• [Stated goal]: Reproduce all lines of the listing below in which the word "true" occurs.

- - -

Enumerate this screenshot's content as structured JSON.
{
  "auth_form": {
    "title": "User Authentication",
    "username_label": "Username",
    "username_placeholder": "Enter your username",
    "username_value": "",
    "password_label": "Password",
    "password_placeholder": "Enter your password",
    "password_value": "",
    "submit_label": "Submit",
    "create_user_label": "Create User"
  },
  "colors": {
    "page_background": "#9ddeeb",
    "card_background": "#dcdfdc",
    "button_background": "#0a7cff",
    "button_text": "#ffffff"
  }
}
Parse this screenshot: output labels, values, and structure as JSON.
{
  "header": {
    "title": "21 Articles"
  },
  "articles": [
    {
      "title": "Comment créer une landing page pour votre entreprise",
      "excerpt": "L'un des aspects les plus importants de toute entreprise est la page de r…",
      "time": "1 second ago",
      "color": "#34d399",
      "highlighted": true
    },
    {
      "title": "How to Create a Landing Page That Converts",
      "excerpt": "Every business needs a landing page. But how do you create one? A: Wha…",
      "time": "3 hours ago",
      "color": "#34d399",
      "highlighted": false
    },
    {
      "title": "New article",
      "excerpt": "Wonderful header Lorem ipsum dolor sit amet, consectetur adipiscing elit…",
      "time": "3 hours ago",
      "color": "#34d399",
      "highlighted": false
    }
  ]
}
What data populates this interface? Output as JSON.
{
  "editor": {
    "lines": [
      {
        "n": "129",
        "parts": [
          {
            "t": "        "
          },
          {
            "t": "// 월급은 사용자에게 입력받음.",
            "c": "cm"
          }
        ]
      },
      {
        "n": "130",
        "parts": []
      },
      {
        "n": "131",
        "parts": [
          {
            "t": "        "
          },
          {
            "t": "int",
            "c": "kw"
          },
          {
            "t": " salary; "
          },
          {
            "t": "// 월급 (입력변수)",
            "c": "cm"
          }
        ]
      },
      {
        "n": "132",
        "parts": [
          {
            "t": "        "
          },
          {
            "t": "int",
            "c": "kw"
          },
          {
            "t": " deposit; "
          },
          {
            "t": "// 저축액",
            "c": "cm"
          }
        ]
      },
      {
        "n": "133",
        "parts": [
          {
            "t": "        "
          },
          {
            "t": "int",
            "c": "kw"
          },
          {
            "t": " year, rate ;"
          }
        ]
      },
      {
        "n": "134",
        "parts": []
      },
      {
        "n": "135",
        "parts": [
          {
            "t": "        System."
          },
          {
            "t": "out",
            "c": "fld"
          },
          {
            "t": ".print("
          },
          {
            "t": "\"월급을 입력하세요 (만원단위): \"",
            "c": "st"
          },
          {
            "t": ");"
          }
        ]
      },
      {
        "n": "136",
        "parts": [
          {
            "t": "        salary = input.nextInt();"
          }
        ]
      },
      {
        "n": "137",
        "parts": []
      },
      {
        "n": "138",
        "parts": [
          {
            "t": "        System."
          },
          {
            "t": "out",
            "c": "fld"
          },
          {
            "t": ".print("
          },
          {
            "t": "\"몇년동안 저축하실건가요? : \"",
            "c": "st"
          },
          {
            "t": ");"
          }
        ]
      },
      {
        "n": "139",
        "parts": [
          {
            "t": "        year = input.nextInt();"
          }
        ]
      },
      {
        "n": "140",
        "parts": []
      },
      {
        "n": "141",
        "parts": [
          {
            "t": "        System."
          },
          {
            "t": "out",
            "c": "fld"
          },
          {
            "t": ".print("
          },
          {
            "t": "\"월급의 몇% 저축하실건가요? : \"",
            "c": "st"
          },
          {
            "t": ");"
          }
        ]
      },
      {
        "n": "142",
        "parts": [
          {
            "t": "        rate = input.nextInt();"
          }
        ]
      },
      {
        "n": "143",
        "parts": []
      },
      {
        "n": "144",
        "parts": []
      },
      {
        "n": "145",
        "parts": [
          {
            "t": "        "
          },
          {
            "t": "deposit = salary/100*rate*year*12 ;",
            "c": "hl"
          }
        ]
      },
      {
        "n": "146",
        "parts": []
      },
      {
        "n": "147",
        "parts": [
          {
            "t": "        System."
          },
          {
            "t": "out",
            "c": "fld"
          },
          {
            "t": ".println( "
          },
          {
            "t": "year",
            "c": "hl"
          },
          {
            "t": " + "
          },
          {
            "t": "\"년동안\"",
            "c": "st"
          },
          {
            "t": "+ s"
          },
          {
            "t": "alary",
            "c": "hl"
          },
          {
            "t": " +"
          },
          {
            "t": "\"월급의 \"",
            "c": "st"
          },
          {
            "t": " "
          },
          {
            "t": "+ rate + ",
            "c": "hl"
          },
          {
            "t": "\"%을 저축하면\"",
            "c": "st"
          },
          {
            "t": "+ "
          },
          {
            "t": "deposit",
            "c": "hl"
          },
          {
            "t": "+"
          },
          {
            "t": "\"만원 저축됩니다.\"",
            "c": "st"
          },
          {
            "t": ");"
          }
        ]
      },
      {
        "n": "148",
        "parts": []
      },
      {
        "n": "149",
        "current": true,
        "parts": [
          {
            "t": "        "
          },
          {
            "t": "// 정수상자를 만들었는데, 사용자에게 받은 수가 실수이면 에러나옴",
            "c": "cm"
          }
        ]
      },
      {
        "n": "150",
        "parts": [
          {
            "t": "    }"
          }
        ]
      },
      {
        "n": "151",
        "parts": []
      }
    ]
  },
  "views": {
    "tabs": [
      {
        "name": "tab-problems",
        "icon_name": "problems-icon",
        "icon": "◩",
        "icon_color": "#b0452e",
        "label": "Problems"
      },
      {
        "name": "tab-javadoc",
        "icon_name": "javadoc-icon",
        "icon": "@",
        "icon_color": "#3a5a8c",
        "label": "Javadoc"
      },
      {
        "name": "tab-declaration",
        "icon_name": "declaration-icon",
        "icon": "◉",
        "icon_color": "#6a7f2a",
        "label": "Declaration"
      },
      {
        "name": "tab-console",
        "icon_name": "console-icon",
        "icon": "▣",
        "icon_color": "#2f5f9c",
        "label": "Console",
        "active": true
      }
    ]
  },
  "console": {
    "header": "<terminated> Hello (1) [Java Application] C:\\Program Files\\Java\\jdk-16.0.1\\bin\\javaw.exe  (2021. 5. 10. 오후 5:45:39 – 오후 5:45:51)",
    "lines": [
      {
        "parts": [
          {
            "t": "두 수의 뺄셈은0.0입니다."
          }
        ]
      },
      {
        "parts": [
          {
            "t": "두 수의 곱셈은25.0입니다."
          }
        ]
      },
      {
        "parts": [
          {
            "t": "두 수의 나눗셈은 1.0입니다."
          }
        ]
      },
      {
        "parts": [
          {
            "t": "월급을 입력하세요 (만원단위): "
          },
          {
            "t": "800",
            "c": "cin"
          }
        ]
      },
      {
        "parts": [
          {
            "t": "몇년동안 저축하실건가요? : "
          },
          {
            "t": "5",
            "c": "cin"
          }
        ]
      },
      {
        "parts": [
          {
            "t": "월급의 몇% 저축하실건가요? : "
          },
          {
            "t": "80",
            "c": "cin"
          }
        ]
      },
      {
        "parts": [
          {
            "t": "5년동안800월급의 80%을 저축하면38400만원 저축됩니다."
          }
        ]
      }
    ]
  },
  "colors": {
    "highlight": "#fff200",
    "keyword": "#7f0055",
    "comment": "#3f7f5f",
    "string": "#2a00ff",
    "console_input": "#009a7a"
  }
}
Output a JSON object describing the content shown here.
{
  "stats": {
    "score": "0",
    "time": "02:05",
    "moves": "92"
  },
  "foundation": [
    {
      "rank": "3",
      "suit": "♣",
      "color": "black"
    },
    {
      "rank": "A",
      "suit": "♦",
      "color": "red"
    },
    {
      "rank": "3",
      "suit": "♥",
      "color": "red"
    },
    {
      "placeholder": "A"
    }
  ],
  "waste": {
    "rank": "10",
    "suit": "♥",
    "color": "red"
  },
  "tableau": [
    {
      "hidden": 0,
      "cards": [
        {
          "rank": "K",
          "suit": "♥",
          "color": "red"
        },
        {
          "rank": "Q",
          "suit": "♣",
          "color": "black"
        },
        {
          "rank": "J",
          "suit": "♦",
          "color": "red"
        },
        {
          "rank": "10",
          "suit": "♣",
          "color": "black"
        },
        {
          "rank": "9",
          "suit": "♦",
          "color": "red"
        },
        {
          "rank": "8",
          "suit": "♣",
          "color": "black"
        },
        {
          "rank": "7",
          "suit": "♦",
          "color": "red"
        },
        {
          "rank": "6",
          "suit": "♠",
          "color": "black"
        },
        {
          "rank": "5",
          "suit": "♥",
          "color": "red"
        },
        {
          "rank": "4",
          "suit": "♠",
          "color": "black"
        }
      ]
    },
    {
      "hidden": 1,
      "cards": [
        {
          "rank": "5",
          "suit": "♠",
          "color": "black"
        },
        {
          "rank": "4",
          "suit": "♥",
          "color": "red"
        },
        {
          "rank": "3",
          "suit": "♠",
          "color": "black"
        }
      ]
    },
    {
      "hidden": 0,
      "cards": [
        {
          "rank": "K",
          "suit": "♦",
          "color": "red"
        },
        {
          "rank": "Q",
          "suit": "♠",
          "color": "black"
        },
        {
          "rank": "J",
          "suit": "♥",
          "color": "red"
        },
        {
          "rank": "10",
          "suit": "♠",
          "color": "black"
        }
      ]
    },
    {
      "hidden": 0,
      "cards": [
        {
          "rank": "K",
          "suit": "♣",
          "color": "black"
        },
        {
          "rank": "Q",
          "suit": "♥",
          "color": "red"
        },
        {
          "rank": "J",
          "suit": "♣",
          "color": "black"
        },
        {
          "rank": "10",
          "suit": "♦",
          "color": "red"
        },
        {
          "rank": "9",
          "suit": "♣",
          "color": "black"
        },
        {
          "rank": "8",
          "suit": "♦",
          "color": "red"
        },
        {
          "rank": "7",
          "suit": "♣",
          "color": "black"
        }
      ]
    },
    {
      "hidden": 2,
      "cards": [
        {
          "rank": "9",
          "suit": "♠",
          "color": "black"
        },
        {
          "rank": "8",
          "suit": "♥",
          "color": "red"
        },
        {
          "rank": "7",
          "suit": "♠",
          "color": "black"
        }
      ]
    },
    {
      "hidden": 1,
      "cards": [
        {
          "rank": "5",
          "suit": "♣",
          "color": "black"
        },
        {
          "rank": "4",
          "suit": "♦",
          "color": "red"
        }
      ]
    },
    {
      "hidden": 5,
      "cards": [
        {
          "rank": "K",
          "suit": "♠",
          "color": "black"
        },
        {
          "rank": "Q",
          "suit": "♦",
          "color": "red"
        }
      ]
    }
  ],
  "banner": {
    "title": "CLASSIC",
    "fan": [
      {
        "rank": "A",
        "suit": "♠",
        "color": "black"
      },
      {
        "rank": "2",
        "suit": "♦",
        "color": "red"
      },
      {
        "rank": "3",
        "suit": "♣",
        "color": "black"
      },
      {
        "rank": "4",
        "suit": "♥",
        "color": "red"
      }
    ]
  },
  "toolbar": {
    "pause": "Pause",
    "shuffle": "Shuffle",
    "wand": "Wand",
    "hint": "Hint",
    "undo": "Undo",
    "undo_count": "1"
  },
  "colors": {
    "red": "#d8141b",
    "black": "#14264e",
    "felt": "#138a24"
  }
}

- - -

• [Solution for this exercise]:
      "highlighted": true
        "current": true,
        "active": true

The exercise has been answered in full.